Extract every line below, verbatim.

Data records
::::::

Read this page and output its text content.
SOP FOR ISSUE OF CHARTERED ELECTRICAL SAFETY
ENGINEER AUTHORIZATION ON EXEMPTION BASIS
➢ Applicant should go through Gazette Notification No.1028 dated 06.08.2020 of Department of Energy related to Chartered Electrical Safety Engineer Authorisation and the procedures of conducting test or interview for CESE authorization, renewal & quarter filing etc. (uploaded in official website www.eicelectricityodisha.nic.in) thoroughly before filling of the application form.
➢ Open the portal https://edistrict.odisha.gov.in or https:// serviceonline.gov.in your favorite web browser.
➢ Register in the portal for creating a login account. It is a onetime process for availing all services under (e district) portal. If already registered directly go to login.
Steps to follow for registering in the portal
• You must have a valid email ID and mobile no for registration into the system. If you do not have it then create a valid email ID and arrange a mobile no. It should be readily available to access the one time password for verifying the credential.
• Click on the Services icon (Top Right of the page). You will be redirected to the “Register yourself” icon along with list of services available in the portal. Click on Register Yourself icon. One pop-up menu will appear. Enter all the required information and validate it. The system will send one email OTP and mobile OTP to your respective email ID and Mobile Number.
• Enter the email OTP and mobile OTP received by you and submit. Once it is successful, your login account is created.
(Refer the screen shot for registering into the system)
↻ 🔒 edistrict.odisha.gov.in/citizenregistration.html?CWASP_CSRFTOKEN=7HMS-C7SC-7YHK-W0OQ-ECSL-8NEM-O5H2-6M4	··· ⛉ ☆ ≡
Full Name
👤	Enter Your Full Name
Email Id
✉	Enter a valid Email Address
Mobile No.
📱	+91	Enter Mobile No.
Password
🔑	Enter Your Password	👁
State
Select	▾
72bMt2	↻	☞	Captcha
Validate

::::::

## ANSWER FOR THE TASK
Read this page and output its text content.
SOP FOR ISSUE OF CHARTERED ELECTRICAL SAFETY
ENGINEER AUTHORIZATION ON EXEMPTION BASIS
➢ Applicant should go through Gazette Notification No.1028 dated 06.08.2020 of Department of Energy related to Chartered Electrical Safety Engineer Authorisation and the procedures of conducting test or interview for CESE authorization, renewal & quarter filing etc. (uploaded in official website www.eicelectricityodisha.nic.in) thoroughly before filling of the application form.
➢ Open the portal https://edistrict.odisha.gov.in or https:// serviceonline.gov.in your favorite web browser.
➢ Register in the portal for creating a login account. It is a onetime process for availing all services under (e district) portal. If already registered directly go to login.
Steps to follow for registering in the portal
• You must have a valid email ID and mobile no for registration into the system. If you do not have it then create a valid email ID and arrange a mobile no. It should be readily available to access the one time password for verifying the credential.
• Click on the Services icon (Top Right of the page). You will be redirected to the “Register yourself” icon along with list of services available in the portal. Click on Register Yourself icon. One pop-up menu will appear. Enter all the required information and validate it. The system will send one email OTP and mobile OTP to your respective email ID and Mobile Number.
• Enter the email OTP and mobile OTP received by you and submit. Once it is successful, your login account is created.
(Refer the screen shot for registering into the system)
↻ 🔒 edistrict.odisha.gov.in/citizenregistration.html?CWASP_CSRFTOKEN=7HMS-C7SC-7YHK-W0OQ-ECSL-8NEM-O5H2-6M4	··· ⛉ ☆ ≡
Full Name
👤	Enter Your Full Name
Email Id
✉	Enter a valid Email Address
Mobile No.
📱	+91	Enter Mobile No.
Password
🔑	Enter Your Password	👁
State
Select	▾
72bMt2	↻	☞	Captcha
Validate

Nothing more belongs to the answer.